(Stored entries)
________________________________________

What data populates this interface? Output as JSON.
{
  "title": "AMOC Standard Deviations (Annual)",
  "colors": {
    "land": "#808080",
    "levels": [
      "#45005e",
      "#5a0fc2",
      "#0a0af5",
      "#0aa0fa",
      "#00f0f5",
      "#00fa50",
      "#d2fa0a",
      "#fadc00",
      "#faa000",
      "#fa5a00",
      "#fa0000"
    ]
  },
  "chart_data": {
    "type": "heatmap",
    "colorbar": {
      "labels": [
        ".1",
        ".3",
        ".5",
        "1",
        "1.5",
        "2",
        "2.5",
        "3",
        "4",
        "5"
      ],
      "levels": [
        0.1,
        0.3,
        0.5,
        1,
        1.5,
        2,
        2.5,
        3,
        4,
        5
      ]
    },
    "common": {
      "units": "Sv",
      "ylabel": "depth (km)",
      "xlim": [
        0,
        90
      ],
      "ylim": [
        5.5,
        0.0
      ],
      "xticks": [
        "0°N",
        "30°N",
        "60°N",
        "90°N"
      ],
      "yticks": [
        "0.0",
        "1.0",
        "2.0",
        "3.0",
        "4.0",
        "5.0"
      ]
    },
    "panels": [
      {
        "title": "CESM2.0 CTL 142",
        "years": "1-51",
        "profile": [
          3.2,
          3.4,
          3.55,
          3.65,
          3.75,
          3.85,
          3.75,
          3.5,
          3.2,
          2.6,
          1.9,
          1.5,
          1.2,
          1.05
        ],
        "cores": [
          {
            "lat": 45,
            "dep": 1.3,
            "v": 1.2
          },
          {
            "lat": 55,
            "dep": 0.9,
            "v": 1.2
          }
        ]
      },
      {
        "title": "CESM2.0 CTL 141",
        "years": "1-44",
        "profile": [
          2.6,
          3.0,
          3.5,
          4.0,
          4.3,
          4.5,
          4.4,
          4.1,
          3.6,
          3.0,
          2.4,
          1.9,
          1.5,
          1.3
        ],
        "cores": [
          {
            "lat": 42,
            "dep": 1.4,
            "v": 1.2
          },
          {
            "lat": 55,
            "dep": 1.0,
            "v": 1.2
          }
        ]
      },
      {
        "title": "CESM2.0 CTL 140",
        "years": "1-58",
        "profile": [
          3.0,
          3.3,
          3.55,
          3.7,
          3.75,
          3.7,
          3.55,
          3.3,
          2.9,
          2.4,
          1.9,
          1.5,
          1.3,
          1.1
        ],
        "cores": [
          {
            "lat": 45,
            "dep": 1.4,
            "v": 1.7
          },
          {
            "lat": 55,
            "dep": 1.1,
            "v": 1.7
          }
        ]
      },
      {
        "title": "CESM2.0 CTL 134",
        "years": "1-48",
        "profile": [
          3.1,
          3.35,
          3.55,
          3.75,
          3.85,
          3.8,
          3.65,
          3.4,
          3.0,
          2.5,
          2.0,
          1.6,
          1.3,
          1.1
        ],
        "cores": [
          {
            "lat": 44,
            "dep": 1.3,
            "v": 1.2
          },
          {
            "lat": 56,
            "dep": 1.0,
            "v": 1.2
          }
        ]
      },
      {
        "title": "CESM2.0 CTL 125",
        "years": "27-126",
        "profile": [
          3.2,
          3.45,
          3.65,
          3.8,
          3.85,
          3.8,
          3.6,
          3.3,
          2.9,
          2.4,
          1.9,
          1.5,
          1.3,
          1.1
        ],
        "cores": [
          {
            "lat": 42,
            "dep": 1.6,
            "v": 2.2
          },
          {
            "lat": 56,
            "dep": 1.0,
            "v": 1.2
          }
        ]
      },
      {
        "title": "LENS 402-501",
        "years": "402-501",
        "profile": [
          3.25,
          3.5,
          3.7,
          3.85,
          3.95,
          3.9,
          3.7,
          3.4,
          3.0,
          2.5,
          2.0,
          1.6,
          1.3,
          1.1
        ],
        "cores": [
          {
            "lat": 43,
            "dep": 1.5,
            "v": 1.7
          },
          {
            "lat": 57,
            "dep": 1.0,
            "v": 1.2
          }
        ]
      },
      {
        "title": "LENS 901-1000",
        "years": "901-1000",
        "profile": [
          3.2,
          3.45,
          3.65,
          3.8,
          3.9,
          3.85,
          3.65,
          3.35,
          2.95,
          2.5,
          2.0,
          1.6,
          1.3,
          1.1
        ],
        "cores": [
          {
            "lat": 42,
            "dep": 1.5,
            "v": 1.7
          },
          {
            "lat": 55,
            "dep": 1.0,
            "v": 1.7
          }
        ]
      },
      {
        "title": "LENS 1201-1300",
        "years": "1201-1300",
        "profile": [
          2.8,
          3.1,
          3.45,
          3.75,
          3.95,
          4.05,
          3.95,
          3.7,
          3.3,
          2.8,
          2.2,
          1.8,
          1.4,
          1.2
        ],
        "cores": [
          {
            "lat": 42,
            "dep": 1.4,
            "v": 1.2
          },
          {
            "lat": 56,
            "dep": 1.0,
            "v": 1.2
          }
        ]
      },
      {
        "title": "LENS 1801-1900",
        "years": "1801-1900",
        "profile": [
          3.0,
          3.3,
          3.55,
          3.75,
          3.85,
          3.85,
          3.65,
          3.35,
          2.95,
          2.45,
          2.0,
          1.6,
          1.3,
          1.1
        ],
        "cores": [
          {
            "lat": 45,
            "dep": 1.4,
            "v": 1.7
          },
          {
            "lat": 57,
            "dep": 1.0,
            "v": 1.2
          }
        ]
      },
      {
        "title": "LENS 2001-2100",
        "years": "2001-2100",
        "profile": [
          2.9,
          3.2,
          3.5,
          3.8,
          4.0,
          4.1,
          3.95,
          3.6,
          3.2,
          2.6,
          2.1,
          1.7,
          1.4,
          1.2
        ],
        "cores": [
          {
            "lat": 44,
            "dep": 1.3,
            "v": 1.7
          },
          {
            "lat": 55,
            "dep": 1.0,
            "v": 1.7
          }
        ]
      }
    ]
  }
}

________________________________________

To be done. Output the records exactly, including every line.

Exercise response.
What data populates this interface? Output as JSON.
{
  "title": "AMOC Standard Deviations (Annual)",
  "colors": {
    "land": "#808080",
    "levels": [
      "#45005e",
      "#5a0fc2",
      "#0a0af5",
      "#0aa0fa",
      "#00f0f5",
      "#00fa50",
      "#d2fa0a",
      "#fadc00",
      "#faa000",
      "#fa5a00",
      "#fa0000"
    ]
  },
  "chart_data": {
    "type": "heatmap",
    "colorbar": {
      "labels": [
        ".1",
        ".3",
        ".5",
        "1",
        "1.5",
        "2",
        "2.5",
        "3",
        "4",
        "5"
      ],
      "levels": [
        0.1,
        0.3,
        0.5,
        1,
        1.5,
        2,
        2.5,
        3,
        4,
        5
      ]
    },
    "common": {
      "units": "Sv",
      "ylabel": "depth (km)",
      "xlim": [
        0,
        90
      ],
      "ylim": [
        5.5,
        0.0
      ],
      "xticks": [
        "0°N",
        "30°N",
        "60°N",
        "90°N"
      ],
      "yticks": [
        "0.0",
        "1.0",
        "2.0",
        "3.0",
        "4.0",
        "5.0"
      ]
    },
    "panels": [
      {
        "title": "CESM2.0 CTL 142",
        "years": "1-51",
        "profile": [
          3.2,
          3.4,
          3.55,
          3.65,
          3.75,
          3.85,
          3.75,
          3.5,
          3.2,
          2.6,
          1.9,
          1.5,
          1.2,
          1.05
        ],
        "cores": [
          {
            "lat": 45,
            "dep": 1.3,
            "v": 1.2
          },
          {
            "lat": 55,
            "dep": 0.9,
            "v": 1.2
          }
        ]
      },
      {
        "title": "CESM2.0 CTL 141",
        "years": "1-44",
        "profile": [
          2.6,
          3.0,
          3.5,
          4.0,
          4.3,
          4.5,
          4.4,
          4.1,
          3.6,
          3.0,
          2.4,
          1.9,
          1.5,
          1.3
        ],
        "cores": [
          {
            "lat": 42,
            "dep": 1.4,
            "v": 1.2
          },
          {
            "lat": 55,
            "dep": 1.0,
            "v": 1.2
          }
        ]
      },
      {
        "title": "CESM2.0 CTL 140",
        "years": "1-58",
        "profile": [
          3.0,
          3.3,
          3.55,
          3.7,
          3.75,
          3.7,
          3.55,
          3.3,
          2.9,
          2.4,
          1.9,
          1.5,
          1.3,
          1.1
        ],
        "cores": [
          {
            "lat": 45,
            "dep": 1.4,
            "v": 1.7
          },
          {
            "lat": 55,
            "dep": 1.1,
            "v": 1.7
          }
        ]
      },
      {
        "title": "CESM2.0 CTL 134",
        "years": "1-48",
        "profile": [
          3.1,
          3.35,
          3.55,
          3.75,
          3.85,
          3.8,
          3.65,
          3.4,
          3.0,
          2.5,
          2.0,
          1.6,
          1.3,
          1.1
        ],
        "cores": [
          {
            "lat": 44,
            "dep": 1.3,
            "v": 1.2
          },
          {
            "lat": 56,
            "dep": 1.0,
            "v": 1.2
          }
        ]
      },
      {
        "title": "CESM2.0 CTL 125",
        "years": "27-126",
        "profile": [
          3.2,
          3.45,
          3.65,
          3.8,
          3.85,
          3.8,
          3.6,
          3.3,
          2.9,
          2.4,
          1.9,
          1.5,
          1.3,
          1.1
        ],
        "cores": [
          {
            "lat": 42,
            "dep": 1.6,
            "v": 2.2
          },
          {
            "lat": 56,
            "dep": 1.0,
            "v": 1.2
          }
        ]
      },
      {
        "title": "LENS 402-501",
        "years": "402-501",
        "profile": [
          3.25,
          3.5,
          3.7,
          3.85,
          3.95,
          3.9,
          3.7,
          3.4,
          3.0,
          2.5,
          2.0,
          1.6,
          1.3,
          1.1
        ],
        "cores": [
          {
            "lat": 43,
            "dep": 1.5,
            "v": 1.7
          },
          {
            "lat": 57,
            "dep": 1.0,
            "v": 1.2
          }
        ]
      },
      {
        "title": "LENS 901-1000",
        "years": "901-1000",
        "profile": [
          3.2,
          3.45,
          3.65,
          3.8,
          3.9,
          3.85,
          3.65,
          3.35,
          2.95,
          2.5,
          2.0,
          1.6,
          1.3,
          1.1
        ],
        "cores": [
          {
            "lat": 42,
            "dep": 1.5,
            "v": 1.7
          },
          {
            "lat": 55,
            "dep": 1.0,
            "v": 1.7
          }
        ]
      },
      {
        "title": "LENS 1201-1300",
        "years": "1201-1300",
        "profile": [
          2.8,
          3.1,
          3.45,
          3.75,
          3.95,
          4.05,
          3.95,
          3.7,
          3.3,
          2.8,
          2.2,
          1.8,
          1.4,
          1.2
        ],
        "cores": [
          {
            "lat": 42,
            "dep": 1.4,
            "v": 1.2
          },
          {
            "lat": 56,
            "dep": 1.0,
            "v": 1.2
          }
        ]
      },
      {
        "title": "LENS 1801-1900",
        "years": "1801-1900",
        "profile": [
          3.0,
          3.3,
          3.55,
          3.75,
          3.85,
          3.85,
          3.65,
          3.35,
          2.95,
          2.45,
          2.0,
          1.6,
          1.3,
          1.1
        ],
        "cores": [
          {
            "lat": 45,
            "dep": 1.4,
            "v": 1.7
          },
          {
            "lat": 57,
            "dep": 1.0,
            "v": 1.2
          }
        ]
      },
      {
        "title": "LENS 2001-2100",
        "years": "2001-2100",
        "profile": [
          2.9,
          3.2,
          3.5,
          3.8,
          4.0,
          4.1,
          3.95,
          3.6,
          3.2,
          2.6,
          2.1,
          1.7,
          1.4,
          1.2
        ],
        "cores": [
          {
            "lat": 44,
            "dep": 1.3,
            "v": 1.7
          },
          {
            "lat": 55,
            "dep": 1.0,
            "v": 1.7
          }
        ]
      }
    ]
  }
}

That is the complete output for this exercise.